## [Task description]
Can the data below be set down again exactly, line for line?

## [Data to process]
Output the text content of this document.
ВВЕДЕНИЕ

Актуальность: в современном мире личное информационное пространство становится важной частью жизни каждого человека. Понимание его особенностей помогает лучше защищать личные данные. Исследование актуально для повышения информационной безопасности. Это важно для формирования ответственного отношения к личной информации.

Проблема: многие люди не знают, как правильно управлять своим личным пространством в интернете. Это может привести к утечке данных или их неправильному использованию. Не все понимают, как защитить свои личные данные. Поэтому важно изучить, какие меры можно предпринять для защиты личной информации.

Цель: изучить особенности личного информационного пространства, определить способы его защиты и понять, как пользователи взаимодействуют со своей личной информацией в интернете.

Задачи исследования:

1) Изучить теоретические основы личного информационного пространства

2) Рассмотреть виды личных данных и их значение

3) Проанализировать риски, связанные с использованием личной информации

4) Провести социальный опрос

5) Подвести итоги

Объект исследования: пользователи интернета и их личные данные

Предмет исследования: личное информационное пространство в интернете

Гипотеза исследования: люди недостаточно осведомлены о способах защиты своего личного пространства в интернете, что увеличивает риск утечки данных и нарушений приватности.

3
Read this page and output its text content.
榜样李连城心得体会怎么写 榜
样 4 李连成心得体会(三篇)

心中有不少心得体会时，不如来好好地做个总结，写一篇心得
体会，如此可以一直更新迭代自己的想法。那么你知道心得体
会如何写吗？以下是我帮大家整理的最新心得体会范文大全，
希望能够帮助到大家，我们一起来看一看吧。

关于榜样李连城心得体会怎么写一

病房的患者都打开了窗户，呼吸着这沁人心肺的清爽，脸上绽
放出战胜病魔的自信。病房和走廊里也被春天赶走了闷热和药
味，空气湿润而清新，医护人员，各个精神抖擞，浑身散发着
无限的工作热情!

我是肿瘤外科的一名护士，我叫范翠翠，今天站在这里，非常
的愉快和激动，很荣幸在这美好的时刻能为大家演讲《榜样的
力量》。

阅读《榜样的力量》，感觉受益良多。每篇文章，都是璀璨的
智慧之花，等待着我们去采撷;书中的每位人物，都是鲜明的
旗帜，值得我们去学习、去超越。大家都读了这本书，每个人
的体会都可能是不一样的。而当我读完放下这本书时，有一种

## [The reply]
Output the text content of this document.
ВВЕДЕНИЕ

Актуальность: в современном мире личное информационное пространство становится важной частью жизни каждого человека. Понимание его особенностей помогает лучше защищать личные данные. Исследование актуально для повышения информационной безопасности. Это важно для формирования ответственного отношения к личной информации.

Проблема: многие люди не знают, как правильно управлять своим личным пространством в интернете. Это может привести к утечке данных или их неправильному использованию. Не все понимают, как защитить свои личные данные. Поэтому важно изучить, какие меры можно предпринять для защиты личной информации.

Цель: изучить особенности личного информационного пространства, определить способы его защиты и понять, как пользователи взаимодействуют со своей личной информацией в интернете.

Задачи исследования:

1) Изучить теоретические основы личного информационного пространства

2) Рассмотреть виды личных данных и их значение

3) Проанализировать риски, связанные с использованием личной информации

4) Провести социальный опрос

5) Подвести итоги

Объект исследования: пользователи интернета и их личные данные

Предмет исследования: личное информационное пространство в интернете

Гипотеза исследования: люди недостаточно осведомлены о способах защиты своего личного пространства в интернете, что увеличивает риск утечки данных и нарушений приватности.

3
Read this page and output its text content.
榜样李连城心得体会怎么写 榜
样 4 李连成心得体会(三篇)

心中有不少心得体会时，不如来好好地做个总结，写一篇心得
体会，如此可以一直更新迭代自己的想法。那么你知道心得体
会如何写吗？以下是我帮大家整理的最新心得体会范文大全，
希望能够帮助到大家，我们一起来看一看吧。

关于榜样李连城心得体会怎么写一

病房的患者都打开了窗户，呼吸着这沁人心肺的清爽，脸上绽
放出战胜病魔的自信。病房和走廊里也被春天赶走了闷热和药
味，空气湿润而清新，医护人员，各个精神抖擞，浑身散发着
无限的工作热情!

我是肿瘤外科的一名护士，我叫范翠翠，今天站在这里，非常
的愉快和激动，很荣幸在这美好的时刻能为大家演讲《榜样的
力量》。

阅读《榜样的力量》，感觉受益良多。每篇文章，都是璀璨的
智慧之花，等待着我们去采撷;书中的每位人物，都是鲜明的
旗帜，值得我们去学习、去超越。大家都读了这本书，每个人
的体会都可能是不一样的。而当我读完放下这本书时，有一种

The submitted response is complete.